What you should do:
Extract and list every line that contains the word "breaks".

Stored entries
....................

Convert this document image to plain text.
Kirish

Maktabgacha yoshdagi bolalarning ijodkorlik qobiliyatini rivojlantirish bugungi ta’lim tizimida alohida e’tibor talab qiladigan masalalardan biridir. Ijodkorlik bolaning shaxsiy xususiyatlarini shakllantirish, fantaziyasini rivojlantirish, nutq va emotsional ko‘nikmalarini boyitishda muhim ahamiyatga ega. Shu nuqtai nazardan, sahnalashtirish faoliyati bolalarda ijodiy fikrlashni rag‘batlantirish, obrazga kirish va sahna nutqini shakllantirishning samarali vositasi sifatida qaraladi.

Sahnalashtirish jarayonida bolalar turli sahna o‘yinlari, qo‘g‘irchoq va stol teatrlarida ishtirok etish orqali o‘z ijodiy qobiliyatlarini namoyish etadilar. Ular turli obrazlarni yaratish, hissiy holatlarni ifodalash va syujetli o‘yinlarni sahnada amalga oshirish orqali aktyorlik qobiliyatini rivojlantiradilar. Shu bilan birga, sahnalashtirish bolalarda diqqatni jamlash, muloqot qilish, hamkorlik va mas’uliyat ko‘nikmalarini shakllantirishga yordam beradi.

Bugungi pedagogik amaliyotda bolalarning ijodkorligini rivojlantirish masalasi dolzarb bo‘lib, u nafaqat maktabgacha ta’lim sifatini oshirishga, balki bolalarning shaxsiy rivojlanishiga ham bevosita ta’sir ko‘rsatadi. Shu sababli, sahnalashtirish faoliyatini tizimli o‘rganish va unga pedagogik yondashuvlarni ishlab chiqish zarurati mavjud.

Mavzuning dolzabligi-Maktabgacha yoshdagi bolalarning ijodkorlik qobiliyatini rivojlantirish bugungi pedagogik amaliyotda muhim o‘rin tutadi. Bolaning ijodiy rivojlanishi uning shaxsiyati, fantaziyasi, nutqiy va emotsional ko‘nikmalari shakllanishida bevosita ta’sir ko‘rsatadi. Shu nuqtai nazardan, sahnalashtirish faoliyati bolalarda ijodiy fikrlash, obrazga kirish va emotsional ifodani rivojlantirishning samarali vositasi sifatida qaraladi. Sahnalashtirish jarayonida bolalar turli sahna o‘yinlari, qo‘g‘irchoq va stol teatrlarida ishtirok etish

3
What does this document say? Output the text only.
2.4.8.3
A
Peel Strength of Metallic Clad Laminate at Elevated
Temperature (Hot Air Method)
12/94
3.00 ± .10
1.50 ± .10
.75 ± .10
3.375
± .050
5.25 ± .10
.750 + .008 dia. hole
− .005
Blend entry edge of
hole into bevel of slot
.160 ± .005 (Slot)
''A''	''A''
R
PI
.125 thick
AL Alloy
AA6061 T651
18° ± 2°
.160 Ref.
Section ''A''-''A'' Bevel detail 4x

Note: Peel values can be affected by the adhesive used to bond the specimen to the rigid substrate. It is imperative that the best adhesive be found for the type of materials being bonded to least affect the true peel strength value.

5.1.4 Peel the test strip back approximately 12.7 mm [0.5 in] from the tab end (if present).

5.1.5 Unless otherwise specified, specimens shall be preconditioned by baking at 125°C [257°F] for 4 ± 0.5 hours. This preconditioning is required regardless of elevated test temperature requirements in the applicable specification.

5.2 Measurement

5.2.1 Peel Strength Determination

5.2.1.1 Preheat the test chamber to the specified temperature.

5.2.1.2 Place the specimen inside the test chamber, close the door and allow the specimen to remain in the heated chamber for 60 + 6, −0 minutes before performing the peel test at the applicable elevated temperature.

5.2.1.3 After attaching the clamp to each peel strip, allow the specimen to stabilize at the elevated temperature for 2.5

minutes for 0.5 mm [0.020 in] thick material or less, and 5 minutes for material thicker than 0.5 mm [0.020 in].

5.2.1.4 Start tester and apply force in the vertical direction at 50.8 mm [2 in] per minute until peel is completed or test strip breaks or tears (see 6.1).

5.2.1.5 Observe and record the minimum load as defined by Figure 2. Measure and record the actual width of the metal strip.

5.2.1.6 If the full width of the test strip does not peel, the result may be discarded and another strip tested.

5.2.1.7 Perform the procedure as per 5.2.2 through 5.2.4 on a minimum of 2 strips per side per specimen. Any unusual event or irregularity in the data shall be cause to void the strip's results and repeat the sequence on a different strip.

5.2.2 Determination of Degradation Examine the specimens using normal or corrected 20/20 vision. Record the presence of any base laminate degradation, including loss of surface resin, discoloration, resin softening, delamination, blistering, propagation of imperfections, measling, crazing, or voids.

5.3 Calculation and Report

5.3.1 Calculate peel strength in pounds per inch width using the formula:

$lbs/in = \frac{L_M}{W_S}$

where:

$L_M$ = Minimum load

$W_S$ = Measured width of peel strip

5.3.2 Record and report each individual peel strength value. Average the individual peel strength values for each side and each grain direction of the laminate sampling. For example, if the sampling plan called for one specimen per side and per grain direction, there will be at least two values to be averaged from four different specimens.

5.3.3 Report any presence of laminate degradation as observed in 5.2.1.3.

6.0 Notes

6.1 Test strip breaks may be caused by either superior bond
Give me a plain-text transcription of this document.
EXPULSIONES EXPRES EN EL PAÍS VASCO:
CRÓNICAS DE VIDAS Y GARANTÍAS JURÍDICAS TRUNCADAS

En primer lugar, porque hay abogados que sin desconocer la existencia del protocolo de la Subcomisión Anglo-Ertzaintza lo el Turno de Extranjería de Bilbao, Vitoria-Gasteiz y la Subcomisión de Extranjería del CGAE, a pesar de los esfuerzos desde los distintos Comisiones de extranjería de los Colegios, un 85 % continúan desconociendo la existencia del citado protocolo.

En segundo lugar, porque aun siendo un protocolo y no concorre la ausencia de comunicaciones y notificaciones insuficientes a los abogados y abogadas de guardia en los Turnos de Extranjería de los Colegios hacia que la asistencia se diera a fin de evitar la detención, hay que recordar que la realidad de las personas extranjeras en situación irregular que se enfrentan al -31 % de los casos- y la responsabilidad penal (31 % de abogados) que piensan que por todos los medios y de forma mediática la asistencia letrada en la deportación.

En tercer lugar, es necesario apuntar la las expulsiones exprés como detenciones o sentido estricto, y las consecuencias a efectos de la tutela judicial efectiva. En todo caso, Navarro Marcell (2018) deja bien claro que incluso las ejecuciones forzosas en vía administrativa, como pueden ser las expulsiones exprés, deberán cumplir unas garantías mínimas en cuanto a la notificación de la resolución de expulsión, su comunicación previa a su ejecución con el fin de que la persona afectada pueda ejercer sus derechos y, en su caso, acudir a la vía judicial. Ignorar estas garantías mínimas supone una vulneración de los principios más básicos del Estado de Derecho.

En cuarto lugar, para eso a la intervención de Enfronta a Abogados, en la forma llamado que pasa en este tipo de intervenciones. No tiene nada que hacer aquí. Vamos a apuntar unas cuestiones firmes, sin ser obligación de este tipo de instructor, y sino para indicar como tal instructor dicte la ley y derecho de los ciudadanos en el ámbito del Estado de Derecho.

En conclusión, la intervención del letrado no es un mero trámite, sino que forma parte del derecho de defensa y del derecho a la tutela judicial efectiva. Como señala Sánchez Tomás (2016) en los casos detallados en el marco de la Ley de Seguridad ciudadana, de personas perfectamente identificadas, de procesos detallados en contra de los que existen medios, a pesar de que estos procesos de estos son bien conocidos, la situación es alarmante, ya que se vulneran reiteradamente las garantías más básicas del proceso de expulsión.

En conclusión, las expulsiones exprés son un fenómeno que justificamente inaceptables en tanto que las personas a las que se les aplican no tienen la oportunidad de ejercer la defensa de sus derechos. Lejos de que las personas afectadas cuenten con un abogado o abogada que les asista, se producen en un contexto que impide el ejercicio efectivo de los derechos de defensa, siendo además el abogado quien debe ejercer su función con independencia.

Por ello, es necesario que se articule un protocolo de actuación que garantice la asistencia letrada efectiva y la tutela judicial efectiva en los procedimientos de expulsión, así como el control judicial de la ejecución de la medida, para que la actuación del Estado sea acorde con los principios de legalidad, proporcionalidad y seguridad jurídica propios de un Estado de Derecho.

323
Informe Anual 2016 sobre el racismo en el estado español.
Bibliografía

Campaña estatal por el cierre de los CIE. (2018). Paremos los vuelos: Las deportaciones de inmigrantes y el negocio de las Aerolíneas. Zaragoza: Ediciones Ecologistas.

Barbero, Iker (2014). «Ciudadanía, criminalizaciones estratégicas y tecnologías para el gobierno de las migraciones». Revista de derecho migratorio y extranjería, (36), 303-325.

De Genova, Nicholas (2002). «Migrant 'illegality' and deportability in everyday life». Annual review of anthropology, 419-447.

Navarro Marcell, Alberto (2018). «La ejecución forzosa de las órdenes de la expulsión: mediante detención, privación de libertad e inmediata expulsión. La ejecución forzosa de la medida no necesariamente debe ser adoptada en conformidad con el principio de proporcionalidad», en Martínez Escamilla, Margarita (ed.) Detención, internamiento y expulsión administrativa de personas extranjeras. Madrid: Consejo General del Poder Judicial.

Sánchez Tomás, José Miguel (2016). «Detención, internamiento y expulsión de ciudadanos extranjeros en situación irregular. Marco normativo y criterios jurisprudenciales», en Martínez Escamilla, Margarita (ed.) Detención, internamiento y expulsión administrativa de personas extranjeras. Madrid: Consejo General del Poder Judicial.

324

....................

Finished answer:
5.2.1.4 Start tester and apply force in the vertical direction at 50.8 mm [2 in] per minute until peel is completed or test strip breaks or tears (see 6.1).
6.1 Test strip breaks may be caused by either superior bond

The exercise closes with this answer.